Matthieu Mégevand: «Pour certains artistes, la création est une explosion»

Historien des religions, journaliste et directeur de la maison d’édition Labor et Fides, Matthieu Mégevand est un trentenaire bien occupé. Actuellement, il est sur le point d’achever une trilogie romanesque, publiée aux Editions Flammarion, sur le thème de la création/destruction. Projet dont le premier volet «La bonne vie», paru en 2018, est consacré au poète Roger Gilbert-Lecomte et à sa «métaphysique expérimentale». Ce premier livre lui a valu d’être le lauréat de la onzième édition (2019 – 2020) du prix littéraire Le Roman des Romands, décerné par des classes scolaires et gymnasiales. Le deuxième volet de sa trilogie, publié en 2019, est centré sur le peintre Henri de Toulouse-Lautrec, et entraîne le lecteur dans le Paris de la Belle Epoque en suivant les traces de ce génie difforme incompris. Quant au troisième volet, dont la rédaction est achevée, il paraîtra dans les années à venir et prendra pour protagoniste ce virtuose de la beauté musicale qu’était Mozart. Pour discuter de cette ambitieuse trilogie et de son parcours d’écrivain, nous rencontrons Matthieu à Genève au «café librairie-livresse», à deux pas de Plainpalais.

▶ CONSIGNE:
Recopiez mot pour mot, du titre à la dernière phrase, le texte ci-dessus consacré à Matthieu Mégevand.

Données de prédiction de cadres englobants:
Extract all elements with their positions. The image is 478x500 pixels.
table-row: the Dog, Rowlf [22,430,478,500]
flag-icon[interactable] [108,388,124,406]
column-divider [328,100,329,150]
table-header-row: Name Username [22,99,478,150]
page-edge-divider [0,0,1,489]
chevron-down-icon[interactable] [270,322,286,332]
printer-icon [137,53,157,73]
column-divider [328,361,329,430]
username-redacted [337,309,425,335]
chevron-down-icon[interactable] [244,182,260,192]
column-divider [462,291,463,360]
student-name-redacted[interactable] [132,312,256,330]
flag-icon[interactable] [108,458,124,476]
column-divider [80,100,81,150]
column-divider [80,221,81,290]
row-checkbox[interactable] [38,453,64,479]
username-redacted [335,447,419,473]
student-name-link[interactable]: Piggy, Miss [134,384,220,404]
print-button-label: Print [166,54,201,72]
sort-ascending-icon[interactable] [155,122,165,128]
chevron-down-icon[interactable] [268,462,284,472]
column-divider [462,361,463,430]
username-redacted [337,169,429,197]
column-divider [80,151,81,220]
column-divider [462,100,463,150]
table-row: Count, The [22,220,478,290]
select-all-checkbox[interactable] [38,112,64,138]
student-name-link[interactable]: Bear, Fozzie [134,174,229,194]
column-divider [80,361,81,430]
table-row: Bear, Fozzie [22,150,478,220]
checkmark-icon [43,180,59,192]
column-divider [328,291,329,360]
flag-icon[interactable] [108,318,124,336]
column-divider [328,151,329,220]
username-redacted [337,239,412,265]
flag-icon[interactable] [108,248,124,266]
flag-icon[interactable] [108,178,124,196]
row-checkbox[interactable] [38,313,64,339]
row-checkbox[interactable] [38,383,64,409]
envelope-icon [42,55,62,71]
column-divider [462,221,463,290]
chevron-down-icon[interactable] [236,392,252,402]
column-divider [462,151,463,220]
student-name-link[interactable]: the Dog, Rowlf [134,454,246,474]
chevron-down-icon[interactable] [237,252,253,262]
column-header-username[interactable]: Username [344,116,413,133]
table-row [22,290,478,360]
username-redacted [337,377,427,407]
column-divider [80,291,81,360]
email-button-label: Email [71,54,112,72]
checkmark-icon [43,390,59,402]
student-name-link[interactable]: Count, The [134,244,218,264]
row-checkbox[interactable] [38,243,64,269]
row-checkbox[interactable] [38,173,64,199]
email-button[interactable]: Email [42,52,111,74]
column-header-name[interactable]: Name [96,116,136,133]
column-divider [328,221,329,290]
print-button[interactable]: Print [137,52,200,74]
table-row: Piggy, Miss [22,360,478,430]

▶ VOTRE RÉPONSE:
Matthieu Mégevand: «Pour certains artistes, la création est une explosion»

Historien des religions, journaliste et directeur de la maison d’édition Labor et Fides, Matthieu Mégevand est un trentenaire bien occupé. Actuellement, il est sur le point d’achever une trilogie romanesque, publiée aux Editions Flammarion, sur le thème de la création/destruction. Projet dont le premier volet «La bonne vie», paru en 2018, est consacré au poète Roger Gilbert-Lecomte et à sa «métaphysique expérimentale». Ce premier livre lui a valu d’être le lauréat de la onzième édition (2019 – 2020) du prix littéraire Le Roman des Romands, décerné par des classes scolaires et gymnasiales. Le deuxième volet de sa trilogie, publié en 2019, est centré sur le peintre Henri de Toulouse-Lautrec, et entraîne le lecteur dans le Paris de la Belle Epoque en suivant les traces de ce génie difforme incompris. Quant au troisième volet, dont la rédaction est achevée, il paraîtra dans les années à venir et prendra pour protagoniste ce virtuose de la beauté musicale qu’était Mozart. Pour discuter de cette ambitieuse trilogie et de son parcours d’écrivain, nous rencontrons Matthieu à Genève au «café librairie-livresse», à deux pas de Plainpalais.